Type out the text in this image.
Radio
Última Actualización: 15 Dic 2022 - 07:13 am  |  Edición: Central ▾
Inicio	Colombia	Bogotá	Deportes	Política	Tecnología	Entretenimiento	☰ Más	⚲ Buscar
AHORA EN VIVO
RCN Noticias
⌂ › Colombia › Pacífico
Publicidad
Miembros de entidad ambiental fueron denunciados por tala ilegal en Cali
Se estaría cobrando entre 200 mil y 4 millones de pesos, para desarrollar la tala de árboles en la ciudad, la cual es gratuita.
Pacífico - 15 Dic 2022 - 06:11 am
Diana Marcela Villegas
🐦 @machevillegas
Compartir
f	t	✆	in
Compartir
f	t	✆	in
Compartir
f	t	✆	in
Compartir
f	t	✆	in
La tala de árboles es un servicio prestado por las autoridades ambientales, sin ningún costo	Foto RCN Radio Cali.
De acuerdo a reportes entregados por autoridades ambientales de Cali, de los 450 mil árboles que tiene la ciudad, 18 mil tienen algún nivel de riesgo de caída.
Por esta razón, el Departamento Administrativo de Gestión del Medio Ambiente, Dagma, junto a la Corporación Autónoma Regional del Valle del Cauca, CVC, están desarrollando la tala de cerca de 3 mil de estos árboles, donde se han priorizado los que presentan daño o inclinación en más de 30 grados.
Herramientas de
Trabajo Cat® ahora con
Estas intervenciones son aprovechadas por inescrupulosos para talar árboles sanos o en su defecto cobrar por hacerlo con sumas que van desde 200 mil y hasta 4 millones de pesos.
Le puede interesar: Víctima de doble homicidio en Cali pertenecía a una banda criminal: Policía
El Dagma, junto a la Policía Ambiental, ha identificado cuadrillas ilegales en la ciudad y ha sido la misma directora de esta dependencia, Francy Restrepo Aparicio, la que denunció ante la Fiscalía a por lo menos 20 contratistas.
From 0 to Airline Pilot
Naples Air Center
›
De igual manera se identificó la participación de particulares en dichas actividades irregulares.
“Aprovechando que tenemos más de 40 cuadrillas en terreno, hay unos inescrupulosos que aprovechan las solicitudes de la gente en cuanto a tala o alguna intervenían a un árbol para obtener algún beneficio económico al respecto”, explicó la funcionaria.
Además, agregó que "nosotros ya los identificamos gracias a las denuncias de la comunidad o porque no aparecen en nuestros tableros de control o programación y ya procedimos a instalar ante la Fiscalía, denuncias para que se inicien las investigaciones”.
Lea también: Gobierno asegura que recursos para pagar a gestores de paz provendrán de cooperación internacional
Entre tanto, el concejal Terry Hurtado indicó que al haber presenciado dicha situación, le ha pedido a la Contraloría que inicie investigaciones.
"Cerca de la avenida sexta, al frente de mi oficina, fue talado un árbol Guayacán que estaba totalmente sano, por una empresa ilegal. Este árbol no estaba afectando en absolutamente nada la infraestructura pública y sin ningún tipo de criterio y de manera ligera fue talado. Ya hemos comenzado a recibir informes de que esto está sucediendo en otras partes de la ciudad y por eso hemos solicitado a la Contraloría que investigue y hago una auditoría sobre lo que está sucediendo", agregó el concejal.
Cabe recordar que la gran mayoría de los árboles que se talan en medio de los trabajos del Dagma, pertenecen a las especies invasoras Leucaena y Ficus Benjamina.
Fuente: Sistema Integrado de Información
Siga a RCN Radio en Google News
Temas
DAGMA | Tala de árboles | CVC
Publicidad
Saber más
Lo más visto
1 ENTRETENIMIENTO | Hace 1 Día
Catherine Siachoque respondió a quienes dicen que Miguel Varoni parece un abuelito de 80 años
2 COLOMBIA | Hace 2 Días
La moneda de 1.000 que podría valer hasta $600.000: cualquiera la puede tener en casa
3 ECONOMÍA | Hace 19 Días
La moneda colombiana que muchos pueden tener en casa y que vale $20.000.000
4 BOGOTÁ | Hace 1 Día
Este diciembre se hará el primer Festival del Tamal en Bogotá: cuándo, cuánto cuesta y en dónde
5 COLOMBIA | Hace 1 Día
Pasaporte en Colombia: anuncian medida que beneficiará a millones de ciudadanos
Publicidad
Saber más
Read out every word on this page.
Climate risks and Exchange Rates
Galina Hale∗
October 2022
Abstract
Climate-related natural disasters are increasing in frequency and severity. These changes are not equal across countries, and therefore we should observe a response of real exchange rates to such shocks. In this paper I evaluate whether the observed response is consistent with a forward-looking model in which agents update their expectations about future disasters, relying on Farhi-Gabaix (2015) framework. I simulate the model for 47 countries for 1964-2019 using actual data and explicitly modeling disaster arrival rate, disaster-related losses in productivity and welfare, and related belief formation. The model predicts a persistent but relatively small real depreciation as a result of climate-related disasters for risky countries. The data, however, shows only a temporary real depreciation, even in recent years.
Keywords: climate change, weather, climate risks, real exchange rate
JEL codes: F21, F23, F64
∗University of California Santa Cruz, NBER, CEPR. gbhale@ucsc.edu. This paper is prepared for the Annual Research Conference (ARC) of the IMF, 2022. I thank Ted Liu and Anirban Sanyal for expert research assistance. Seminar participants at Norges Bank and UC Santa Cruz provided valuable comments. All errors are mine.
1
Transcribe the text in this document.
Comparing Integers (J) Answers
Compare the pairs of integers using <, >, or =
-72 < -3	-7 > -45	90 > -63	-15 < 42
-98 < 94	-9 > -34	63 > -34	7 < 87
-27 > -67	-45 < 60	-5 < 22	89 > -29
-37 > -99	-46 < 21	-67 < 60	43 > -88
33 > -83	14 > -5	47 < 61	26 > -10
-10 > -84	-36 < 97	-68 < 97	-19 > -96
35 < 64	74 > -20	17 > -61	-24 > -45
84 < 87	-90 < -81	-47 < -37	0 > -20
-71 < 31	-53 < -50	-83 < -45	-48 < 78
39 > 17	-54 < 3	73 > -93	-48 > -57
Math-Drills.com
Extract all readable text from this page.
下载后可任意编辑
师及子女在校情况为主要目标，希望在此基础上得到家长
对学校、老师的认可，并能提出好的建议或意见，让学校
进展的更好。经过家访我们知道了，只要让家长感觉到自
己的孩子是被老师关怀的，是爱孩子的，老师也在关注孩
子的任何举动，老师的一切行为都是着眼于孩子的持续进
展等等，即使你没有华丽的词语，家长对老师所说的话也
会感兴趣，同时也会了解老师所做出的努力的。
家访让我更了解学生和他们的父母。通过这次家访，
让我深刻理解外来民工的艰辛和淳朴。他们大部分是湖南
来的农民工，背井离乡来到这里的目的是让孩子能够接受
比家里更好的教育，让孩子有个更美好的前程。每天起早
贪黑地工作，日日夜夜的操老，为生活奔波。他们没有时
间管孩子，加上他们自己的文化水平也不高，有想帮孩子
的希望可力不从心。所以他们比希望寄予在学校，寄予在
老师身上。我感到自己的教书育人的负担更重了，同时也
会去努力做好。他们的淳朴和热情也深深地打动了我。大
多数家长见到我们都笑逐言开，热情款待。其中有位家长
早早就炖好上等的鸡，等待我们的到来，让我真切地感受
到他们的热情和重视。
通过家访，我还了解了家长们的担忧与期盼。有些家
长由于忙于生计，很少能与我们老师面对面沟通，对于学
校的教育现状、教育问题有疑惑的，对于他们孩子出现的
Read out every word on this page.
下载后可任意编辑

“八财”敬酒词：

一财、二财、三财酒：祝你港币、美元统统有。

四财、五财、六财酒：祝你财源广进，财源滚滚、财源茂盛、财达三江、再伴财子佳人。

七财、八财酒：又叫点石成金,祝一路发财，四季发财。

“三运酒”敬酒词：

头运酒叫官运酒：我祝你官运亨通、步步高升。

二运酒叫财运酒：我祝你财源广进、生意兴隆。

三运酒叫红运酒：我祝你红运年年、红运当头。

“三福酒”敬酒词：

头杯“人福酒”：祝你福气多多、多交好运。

◆ ◆ ◆

*Given problem*: Copy out the whole listing exactly as written.

*The result*:
Type out the text in this image.
Radio
Última Actualización: 15 Dic 2022 - 07:13 am  |  Edición: Central ▾
Inicio	Colombia	Bogotá	Deportes	Política	Tecnología	Entretenimiento	☰ Más	⚲ Buscar
AHORA EN VIVO
RCN Noticias
⌂ › Colombia › Pacífico
Publicidad
Miembros de entidad ambiental fueron denunciados por tala ilegal en Cali
Se estaría cobrando entre 200 mil y 4 millones de pesos, para desarrollar la tala de árboles en la ciudad, la cual es gratuita.
Pacífico - 15 Dic 2022 - 06:11 am
Diana Marcela Villegas
🐦 @machevillegas
Compartir
f	t	✆	in
Compartir
f	t	✆	in
Compartir
f	t	✆	in
Compartir
f	t	✆	in
La tala de árboles es un servicio prestado por las autoridades ambientales, sin ningún costo	Foto RCN Radio Cali.
De acuerdo a reportes entregados por autoridades ambientales de Cali, de los 450 mil árboles que tiene la ciudad, 18 mil tienen algún nivel de riesgo de caída.
Por esta razón, el Departamento Administrativo de Gestión del Medio Ambiente, Dagma, junto a la Corporación Autónoma Regional del Valle del Cauca, CVC, están desarrollando la tala de cerca de 3 mil de estos árboles, donde se han priorizado los que presentan daño o inclinación en más de 30 grados.
Herramientas de
Trabajo Cat® ahora con
Estas intervenciones son aprovechadas por inescrupulosos para talar árboles sanos o en su defecto cobrar por hacerlo con sumas que van desde 200 mil y hasta 4 millones de pesos.
Le puede interesar: Víctima de doble homicidio en Cali pertenecía a una banda criminal: Policía
El Dagma, junto a la Policía Ambiental, ha identificado cuadrillas ilegales en la ciudad y ha sido la misma directora de esta dependencia, Francy Restrepo Aparicio, la que denunció ante la Fiscalía a por lo menos 20 contratistas.
From 0 to Airline Pilot
Naples Air Center
›
De igual manera se identificó la participación de particulares en dichas actividades irregulares.
“Aprovechando que tenemos más de 40 cuadrillas en terreno, hay unos inescrupulosos que aprovechan las solicitudes de la gente en cuanto a tala o alguna intervenían a un árbol para obtener algún beneficio económico al respecto”, explicó la funcionaria.
Además, agregó que "nosotros ya los identificamos gracias a las denuncias de la comunidad o porque no aparecen en nuestros tableros de control o programación y ya procedimos a instalar ante la Fiscalía, denuncias para que se inicien las investigaciones”.
Lea también: Gobierno asegura que recursos para pagar a gestores de paz provendrán de cooperación internacional
Entre tanto, el concejal Terry Hurtado indicó que al haber presenciado dicha situación, le ha pedido a la Contraloría que inicie investigaciones.
"Cerca de la avenida sexta, al frente de mi oficina, fue talado un árbol Guayacán que estaba totalmente sano, por una empresa ilegal. Este árbol no estaba afectando en absolutamente nada la infraestructura pública y sin ningún tipo de criterio y de manera ligera fue talado. Ya hemos comenzado a recibir informes de que esto está sucediendo en otras partes de la ciudad y por eso hemos solicitado a la Contraloría que investigue y hago una auditoría sobre lo que está sucediendo", agregó el concejal.
Cabe recordar que la gran mayoría de los árboles que se talan en medio de los trabajos del Dagma, pertenecen a las especies invasoras Leucaena y Ficus Benjamina.
Fuente: Sistema Integrado de Información
Siga a RCN Radio en Google News
Temas
DAGMA | Tala de árboles | CVC
Publicidad
Saber más
Lo más visto
1 ENTRETENIMIENTO | Hace 1 Día
Catherine Siachoque respondió a quienes dicen que Miguel Varoni parece un abuelito de 80 años
2 COLOMBIA | Hace 2 Días
La moneda de 1.000 que podría valer hasta $600.000: cualquiera la puede tener en casa
3 ECONOMÍA | Hace 19 Días
La moneda colombiana que muchos pueden tener en casa y que vale $20.000.000
4 BOGOTÁ | Hace 1 Día
Este diciembre se hará el primer Festival del Tamal en Bogotá: cuándo, cuánto cuesta y en dónde
5 COLOMBIA | Hace 1 Día
Pasaporte en Colombia: anuncian medida que beneficiará a millones de ciudadanos
Publicidad
Saber más
Read out every word on this page.
Climate risks and Exchange Rates
Galina Hale∗
October 2022
Abstract
Climate-related natural disasters are increasing in frequency and severity. These changes are not equal across countries, and therefore we should observe a response of real exchange rates to such shocks. In this paper I evaluate whether the observed response is consistent with a forward-looking model in which agents update their expectations about future disasters, relying on Farhi-Gabaix (2015) framework. I simulate the model for 47 countries for 1964-2019 using actual data and explicitly modeling disaster arrival rate, disaster-related losses in productivity and welfare, and related belief formation. The model predicts a persistent but relatively small real depreciation as a result of climate-related disasters for risky countries. The data, however, shows only a temporary real depreciation, even in recent years.
Keywords: climate change, weather, climate risks, real exchange rate
JEL codes: F21, F23, F64
∗University of California Santa Cruz, NBER, CEPR. gbhale@ucsc.edu. This paper is prepared for the Annual Research Conference (ARC) of the IMF, 2022. I thank Ted Liu and Anirban Sanyal for expert research assistance. Seminar participants at Norges Bank and UC Santa Cruz provided valuable comments. All errors are mine.
1
Transcribe the text in this document.
Comparing Integers (J) Answers
Compare the pairs of integers using <, >, or =
-72 < -3	-7 > -45	90 > -63	-15 < 42
-98 < 94	-9 > -34	63 > -34	7 < 87
-27 > -67	-45 < 60	-5 < 22	89 > -29
-37 > -99	-46 < 21	-67 < 60	43 > -88
33 > -83	14 > -5	47 < 61	26 > -10
-10 > -84	-36 < 97	-68 < 97	-19 > -96
35 < 64	74 > -20	17 > -61	-24 > -45
84 < 87	-90 < -81	-47 < -37	0 > -20
-71 < 31	-53 < -50	-83 < -45	-48 < 78
39 > 17	-54 < 3	73 > -93	-48 > -57
Math-Drills.com
Extract all readable text from this page.
下载后可任意编辑
师及子女在校情况为主要目标，希望在此基础上得到家长
对学校、老师的认可，并能提出好的建议或意见，让学校
进展的更好。经过家访我们知道了，只要让家长感觉到自
己的孩子是被老师关怀的，是爱孩子的，老师也在关注孩
子的任何举动，老师的一切行为都是着眼于孩子的持续进
展等等，即使你没有华丽的词语，家长对老师所说的话也
会感兴趣，同时也会了解老师所做出的努力的。
家访让我更了解学生和他们的父母。通过这次家访，
让我深刻理解外来民工的艰辛和淳朴。他们大部分是湖南
来的农民工，背井离乡来到这里的目的是让孩子能够接受
比家里更好的教育，让孩子有个更美好的前程。每天起早
贪黑地工作，日日夜夜的操老，为生活奔波。他们没有时
间管孩子，加上他们自己的文化水平也不高，有想帮孩子
的希望可力不从心。所以他们比希望寄予在学校，寄予在
老师身上。我感到自己的教书育人的负担更重了，同时也
会去努力做好。他们的淳朴和热情也深深地打动了我。大
多数家长见到我们都笑逐言开，热情款待。其中有位家长
早早就炖好上等的鸡，等待我们的到来，让我真切地感受
到他们的热情和重视。
通过家访，我还了解了家长们的担忧与期盼。有些家
长由于忙于生计，很少能与我们老师面对面沟通，对于学
校的教育现状、教育问题有疑惑的，对于他们孩子出现的
Read out every word on this page.
下载后可任意编辑

“八财”敬酒词：

一财、二财、三财酒：祝你港币、美元统统有。

四财、五财、六财酒：祝你财源广进，财源滚滚、财源茂盛、财达三江、再伴财子佳人。

七财、八财酒：又叫点石成金,祝一路发财，四季发财。

“三运酒”敬酒词：

头运酒叫官运酒：我祝你官运亨通、步步高升。

二运酒叫财运酒：我祝你财源广进、生意兴隆。

三运酒叫红运酒：我祝你红运年年、红运当头。

“三福酒”敬酒词：

头杯“人福酒”：祝你福气多多、多交好运。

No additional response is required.